PROBLEM TO WORK ON: Go through the listing beneath this task and return every line that carries the string "JSON".

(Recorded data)
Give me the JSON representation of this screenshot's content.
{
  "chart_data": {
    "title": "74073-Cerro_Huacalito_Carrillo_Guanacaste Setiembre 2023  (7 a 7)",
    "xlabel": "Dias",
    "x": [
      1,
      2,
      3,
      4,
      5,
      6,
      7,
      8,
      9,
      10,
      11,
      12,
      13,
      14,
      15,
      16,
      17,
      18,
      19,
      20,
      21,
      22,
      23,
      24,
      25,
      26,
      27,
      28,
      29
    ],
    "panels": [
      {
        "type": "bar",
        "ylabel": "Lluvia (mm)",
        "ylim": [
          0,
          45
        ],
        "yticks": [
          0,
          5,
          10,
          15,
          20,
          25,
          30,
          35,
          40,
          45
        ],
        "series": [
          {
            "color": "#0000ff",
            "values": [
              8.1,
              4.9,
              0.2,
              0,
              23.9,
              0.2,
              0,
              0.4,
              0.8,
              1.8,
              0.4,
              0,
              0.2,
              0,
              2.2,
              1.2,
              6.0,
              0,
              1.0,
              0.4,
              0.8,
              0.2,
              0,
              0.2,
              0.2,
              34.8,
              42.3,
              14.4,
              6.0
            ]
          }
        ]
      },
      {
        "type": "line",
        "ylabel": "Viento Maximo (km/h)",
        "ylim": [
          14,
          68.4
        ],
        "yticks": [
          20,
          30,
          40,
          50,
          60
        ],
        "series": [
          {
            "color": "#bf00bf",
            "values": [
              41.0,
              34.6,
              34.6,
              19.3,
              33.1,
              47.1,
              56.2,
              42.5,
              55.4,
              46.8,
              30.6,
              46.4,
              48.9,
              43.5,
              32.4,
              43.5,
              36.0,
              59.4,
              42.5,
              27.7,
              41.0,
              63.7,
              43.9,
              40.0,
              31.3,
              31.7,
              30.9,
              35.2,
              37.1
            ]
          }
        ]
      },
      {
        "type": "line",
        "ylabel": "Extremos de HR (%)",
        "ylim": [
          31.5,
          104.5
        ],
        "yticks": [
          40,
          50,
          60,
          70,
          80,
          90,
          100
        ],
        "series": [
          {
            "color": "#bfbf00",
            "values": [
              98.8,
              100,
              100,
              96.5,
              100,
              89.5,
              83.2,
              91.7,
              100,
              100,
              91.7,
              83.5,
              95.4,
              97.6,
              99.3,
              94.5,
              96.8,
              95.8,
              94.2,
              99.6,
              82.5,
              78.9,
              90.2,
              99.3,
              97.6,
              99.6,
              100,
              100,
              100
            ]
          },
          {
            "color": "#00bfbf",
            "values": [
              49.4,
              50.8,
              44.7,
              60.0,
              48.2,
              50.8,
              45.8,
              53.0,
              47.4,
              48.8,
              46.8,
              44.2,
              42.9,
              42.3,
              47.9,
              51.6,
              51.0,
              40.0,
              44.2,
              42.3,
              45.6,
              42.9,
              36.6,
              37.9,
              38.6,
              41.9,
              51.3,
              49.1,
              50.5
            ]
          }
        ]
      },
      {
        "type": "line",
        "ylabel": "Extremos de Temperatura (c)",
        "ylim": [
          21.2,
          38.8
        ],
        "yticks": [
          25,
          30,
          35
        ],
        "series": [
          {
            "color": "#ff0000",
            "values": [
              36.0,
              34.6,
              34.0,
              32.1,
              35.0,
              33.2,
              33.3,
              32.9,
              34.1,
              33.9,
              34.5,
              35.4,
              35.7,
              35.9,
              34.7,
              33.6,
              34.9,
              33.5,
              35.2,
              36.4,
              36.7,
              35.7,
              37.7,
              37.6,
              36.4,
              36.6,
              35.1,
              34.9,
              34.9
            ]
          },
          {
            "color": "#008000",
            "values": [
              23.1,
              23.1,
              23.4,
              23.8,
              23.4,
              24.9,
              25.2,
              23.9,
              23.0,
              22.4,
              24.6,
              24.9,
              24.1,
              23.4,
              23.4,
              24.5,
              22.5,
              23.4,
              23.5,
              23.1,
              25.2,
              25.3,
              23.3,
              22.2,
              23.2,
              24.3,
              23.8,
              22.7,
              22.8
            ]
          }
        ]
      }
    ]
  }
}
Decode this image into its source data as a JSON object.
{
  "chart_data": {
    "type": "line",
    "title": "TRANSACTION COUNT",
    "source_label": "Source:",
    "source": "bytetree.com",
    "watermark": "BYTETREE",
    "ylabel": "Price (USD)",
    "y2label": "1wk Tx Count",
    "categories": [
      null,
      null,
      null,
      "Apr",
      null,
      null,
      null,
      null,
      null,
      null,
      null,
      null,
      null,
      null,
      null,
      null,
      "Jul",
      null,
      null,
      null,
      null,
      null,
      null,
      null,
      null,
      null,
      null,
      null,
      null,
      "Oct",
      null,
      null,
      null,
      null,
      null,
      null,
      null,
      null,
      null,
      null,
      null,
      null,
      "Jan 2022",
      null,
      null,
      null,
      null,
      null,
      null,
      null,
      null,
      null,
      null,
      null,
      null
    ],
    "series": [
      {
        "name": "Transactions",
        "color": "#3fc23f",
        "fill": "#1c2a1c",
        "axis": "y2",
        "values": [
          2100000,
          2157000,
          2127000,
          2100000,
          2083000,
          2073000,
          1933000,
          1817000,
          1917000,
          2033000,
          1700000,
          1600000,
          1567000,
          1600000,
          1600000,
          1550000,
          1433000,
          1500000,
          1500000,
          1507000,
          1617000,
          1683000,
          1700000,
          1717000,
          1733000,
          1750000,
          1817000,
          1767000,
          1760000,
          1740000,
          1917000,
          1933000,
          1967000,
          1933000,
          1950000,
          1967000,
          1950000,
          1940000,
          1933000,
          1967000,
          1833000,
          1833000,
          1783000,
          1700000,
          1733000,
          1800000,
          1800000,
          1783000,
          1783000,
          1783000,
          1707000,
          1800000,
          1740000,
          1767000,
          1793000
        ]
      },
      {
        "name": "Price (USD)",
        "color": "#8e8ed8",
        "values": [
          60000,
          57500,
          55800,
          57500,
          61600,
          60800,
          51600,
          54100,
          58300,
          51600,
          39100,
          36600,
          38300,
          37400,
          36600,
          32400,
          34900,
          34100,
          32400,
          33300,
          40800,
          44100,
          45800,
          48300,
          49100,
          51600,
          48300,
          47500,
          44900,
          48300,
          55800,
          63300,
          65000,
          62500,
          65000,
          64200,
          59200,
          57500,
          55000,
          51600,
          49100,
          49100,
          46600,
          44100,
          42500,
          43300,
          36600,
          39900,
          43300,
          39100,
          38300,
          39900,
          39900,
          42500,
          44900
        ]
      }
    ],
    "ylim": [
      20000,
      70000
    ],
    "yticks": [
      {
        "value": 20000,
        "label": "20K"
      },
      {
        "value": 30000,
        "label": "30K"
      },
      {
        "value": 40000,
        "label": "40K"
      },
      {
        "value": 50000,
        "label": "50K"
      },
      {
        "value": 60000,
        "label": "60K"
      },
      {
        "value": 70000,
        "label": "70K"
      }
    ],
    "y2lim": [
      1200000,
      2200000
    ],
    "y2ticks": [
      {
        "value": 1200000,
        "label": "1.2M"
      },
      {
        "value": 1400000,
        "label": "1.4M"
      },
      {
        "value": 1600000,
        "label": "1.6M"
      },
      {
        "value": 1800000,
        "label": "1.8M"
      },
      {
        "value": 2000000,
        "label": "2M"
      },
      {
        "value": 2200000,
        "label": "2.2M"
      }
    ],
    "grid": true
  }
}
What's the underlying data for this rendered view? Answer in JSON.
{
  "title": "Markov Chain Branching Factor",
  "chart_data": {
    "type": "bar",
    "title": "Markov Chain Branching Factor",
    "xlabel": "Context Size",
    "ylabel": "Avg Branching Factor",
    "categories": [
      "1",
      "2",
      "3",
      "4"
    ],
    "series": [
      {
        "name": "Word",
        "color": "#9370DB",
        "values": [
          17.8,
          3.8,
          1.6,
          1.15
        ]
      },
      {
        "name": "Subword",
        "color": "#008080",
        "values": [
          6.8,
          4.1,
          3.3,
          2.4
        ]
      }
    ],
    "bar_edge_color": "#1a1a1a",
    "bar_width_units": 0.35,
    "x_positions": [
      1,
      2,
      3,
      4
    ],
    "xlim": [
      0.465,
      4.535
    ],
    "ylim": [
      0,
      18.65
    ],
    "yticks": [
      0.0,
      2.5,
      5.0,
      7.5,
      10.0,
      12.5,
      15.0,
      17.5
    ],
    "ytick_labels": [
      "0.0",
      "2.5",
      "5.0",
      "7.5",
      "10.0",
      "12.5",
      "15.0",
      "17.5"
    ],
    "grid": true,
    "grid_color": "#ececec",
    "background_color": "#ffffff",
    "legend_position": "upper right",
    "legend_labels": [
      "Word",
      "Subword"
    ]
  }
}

WRITTEN ANSWER:
Give me the JSON representation of this screenshot's content.
Decode this image into its source data as a JSON object.
What's the underlying data for this rendered view? Answer in JSON.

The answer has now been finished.